• Directions for this task:
Search the material for the string "Rozhodně", then return every line where it is found.

• Given information:
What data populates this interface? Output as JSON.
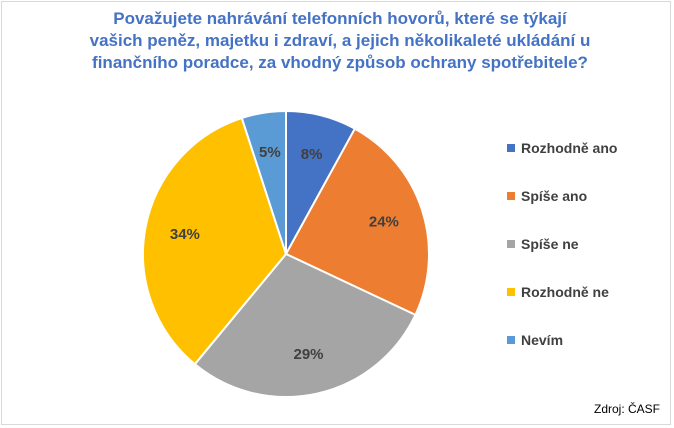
{
  "chart_data": {
    "type": "pie",
    "title_lines": [
      "Považujete nahrávání telefonních hovorů, které se týkají",
      "vašich peněz, majetku i zdraví, a jejich několikaleté ukládání u",
      "finančního poradce, za vhodný způsob ochrany spotřebitele?"
    ],
    "slices": [
      {
        "label": "Rozhodně ano",
        "value": 8,
        "display": "8%",
        "color": "#4472c4"
      },
      {
        "label": "Spíše ano",
        "value": 24,
        "display": "24%",
        "color": "#ed7d31"
      },
      {
        "label": "Spíše ne",
        "value": 29,
        "display": "29%",
        "color": "#a5a5a5"
      },
      {
        "label": "Rozhodně ne",
        "value": 34,
        "display": "34%",
        "color": "#ffc000"
      },
      {
        "label": "Nevím",
        "value": 5,
        "display": "5%",
        "color": "#5b9bd5"
      }
    ],
    "legend_position": "right"
  },
  "source_text": "Zdroj: ČASF"
}
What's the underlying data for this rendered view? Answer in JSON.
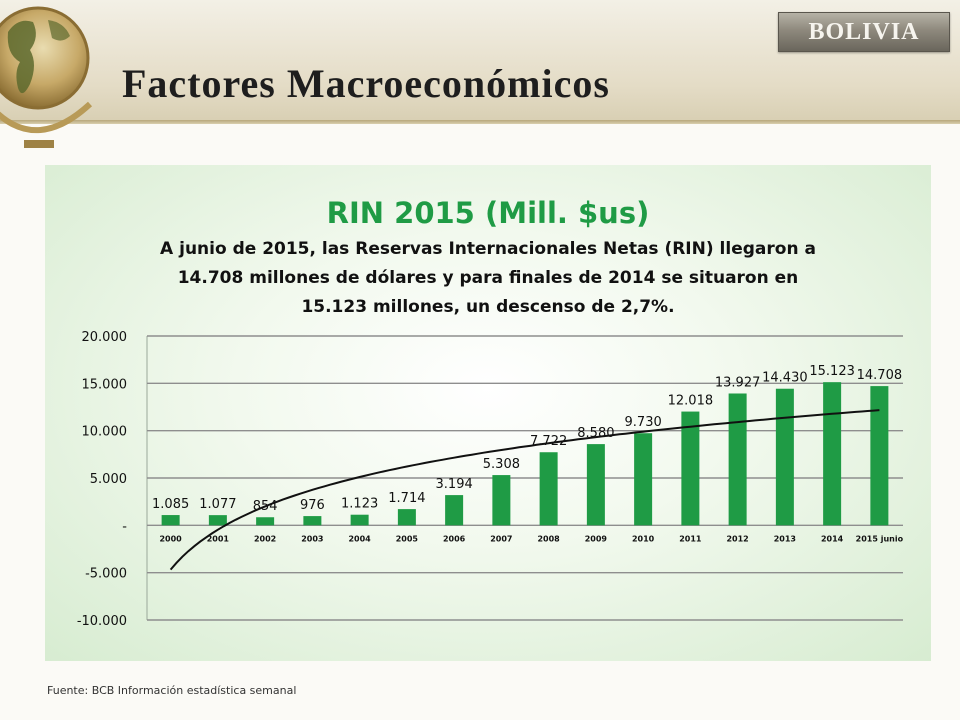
{
  "header": {
    "title": "Factores Macroeconómicos",
    "badge": "BOLIVIA"
  },
  "chart_data": {
    "type": "bar",
    "title": "RIN 2015 (Mill. $us)",
    "subtitle_lines": [
      "A  junio  de 2015, las Reservas Internacionales Netas (RIN)  llegaron a",
      "14.708 millones de dólares y para finales de 2014 se situaron en",
      "15.123  millones, un descenso de 2,7%."
    ],
    "categories": [
      "2000",
      "2001",
      "2002",
      "2003",
      "2004",
      "2005",
      "2006",
      "2007",
      "2008",
      "2009",
      "2010",
      "2011",
      "2012",
      "2013",
      "2014",
      "2015 junio"
    ],
    "values": [
      1085,
      1077,
      854,
      976,
      1123,
      1714,
      3194,
      5308,
      7722,
      8580,
      9730,
      12018,
      13927,
      14430,
      15123,
      14708
    ],
    "data_labels": [
      "1.085",
      "1.077",
      "854",
      "976",
      "1.123",
      "1.714",
      "3.194",
      "5.308",
      "7.722",
      "8.580",
      "9.730",
      "12.018",
      "13.927",
      "14.430",
      "15.123",
      "14.708"
    ],
    "ylim": [
      -10000,
      20000
    ],
    "y_ticks": [
      20000,
      15000,
      10000,
      5000,
      0,
      -5000,
      -10000
    ],
    "y_tick_labels": [
      "20.000",
      "15.000",
      "10.000",
      "5.000",
      "-",
      "-5.000",
      "-10.000"
    ],
    "grid": true,
    "trendline": "logarithmic",
    "bar_color": "#1f9b45",
    "trend_color": "#111111",
    "title_color": "#1f9b45"
  },
  "footer": {
    "source": "Fuente: BCB Información estadística semanal"
  }
}
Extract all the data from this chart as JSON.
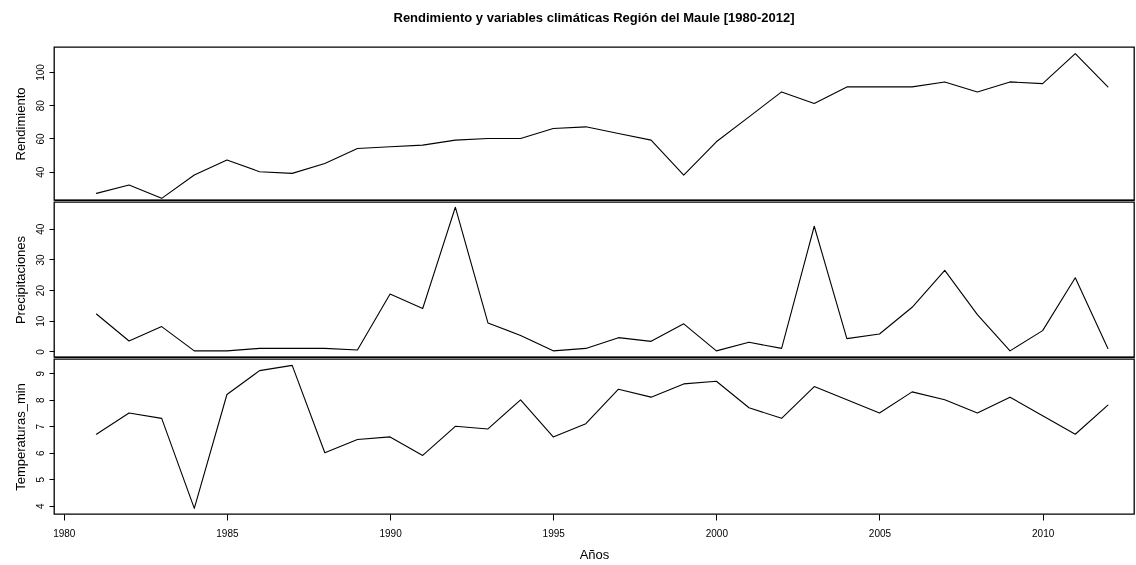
{
  "chart_data": [
    {
      "type": "line",
      "title": "Rendimiento y variables climáticas Región del Maule [1980-2012]",
      "ylabel": "Rendimiento",
      "x": [
        1981,
        1982,
        1983,
        1984,
        1985,
        1986,
        1987,
        1988,
        1989,
        1990,
        1991,
        1992,
        1993,
        1994,
        1995,
        1996,
        1997,
        1998,
        1999,
        2000,
        2001,
        2002,
        2003,
        2004,
        2005,
        2006,
        2007,
        2008,
        2009,
        2010,
        2011,
        2012
      ],
      "series": [
        {
          "color": "#000000",
          "values": [
            27,
            32,
            24,
            38,
            47,
            40,
            39,
            45,
            54,
            55,
            56,
            59,
            60,
            60,
            66,
            67,
            63,
            59,
            38,
            58,
            73,
            88,
            81,
            91,
            91,
            91,
            94,
            88,
            94,
            93,
            111,
            91
          ]
        }
      ],
      "xlim": [
        1979.7,
        2012.8
      ],
      "ylim": [
        23,
        115
      ],
      "yticks": [
        40,
        60,
        80,
        100
      ],
      "tick_labels": "y",
      "grid": false
    },
    {
      "type": "line",
      "ylabel": "Precipitaciones",
      "x": [
        1981,
        1982,
        1983,
        1984,
        1985,
        1986,
        1987,
        1988,
        1989,
        1990,
        1991,
        1992,
        1993,
        1994,
        1995,
        1996,
        1997,
        1998,
        1999,
        2000,
        2001,
        2002,
        2003,
        2004,
        2005,
        2006,
        2007,
        2008,
        2009,
        2010,
        2011,
        2012
      ],
      "series": [
        {
          "color": "#000000",
          "values": [
            12.2,
            3.4,
            8.1,
            0.2,
            0.2,
            1,
            1,
            1,
            0.5,
            18.7,
            14,
            47,
            9.3,
            5.2,
            0.2,
            1,
            4.5,
            3.3,
            9,
            0.2,
            3,
            1,
            40.8,
            4.2,
            5.7,
            14.4,
            26.4,
            12,
            0.2,
            6.8,
            24,
            1
          ]
        }
      ],
      "xlim": [
        1979.7,
        2012.8
      ],
      "ylim": [
        -1.8,
        48.7
      ],
      "yticks": [
        0,
        10,
        20,
        30,
        40
      ],
      "tick_labels": "y",
      "grid": false
    },
    {
      "type": "line",
      "ylabel": "Temperaturas_min",
      "xlabel": "Años",
      "x": [
        1981,
        1982,
        1983,
        1984,
        1985,
        1986,
        1987,
        1988,
        1989,
        1990,
        1991,
        1992,
        1993,
        1994,
        1995,
        1996,
        1997,
        1998,
        1999,
        2000,
        2001,
        2002,
        2003,
        2004,
        2005,
        2006,
        2007,
        2008,
        2009,
        2010,
        2011,
        2012
      ],
      "series": [
        {
          "color": "#000000",
          "values": [
            6.7,
            7.5,
            7.3,
            3.9,
            8.2,
            9.1,
            9.3,
            6.0,
            6.5,
            6.6,
            5.9,
            7.0,
            6.9,
            8.0,
            6.6,
            7.1,
            8.4,
            8.1,
            8.6,
            8.7,
            7.7,
            7.3,
            8.5,
            8.0,
            7.5,
            8.3,
            8.0,
            7.5,
            8.1,
            7.4,
            6.7,
            7.8
          ]
        }
      ],
      "xlim": [
        1979.7,
        2012.8
      ],
      "ylim": [
        3.69,
        9.54
      ],
      "yticks": [
        4,
        5,
        6,
        7,
        8,
        9
      ],
      "xticks": [
        1980,
        1985,
        1990,
        1995,
        2000,
        2005,
        2010
      ],
      "grid": false
    }
  ]
}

• Solution to the problem:
        "label": "Rozhodně ano",
        "label": "Rozhodně ne",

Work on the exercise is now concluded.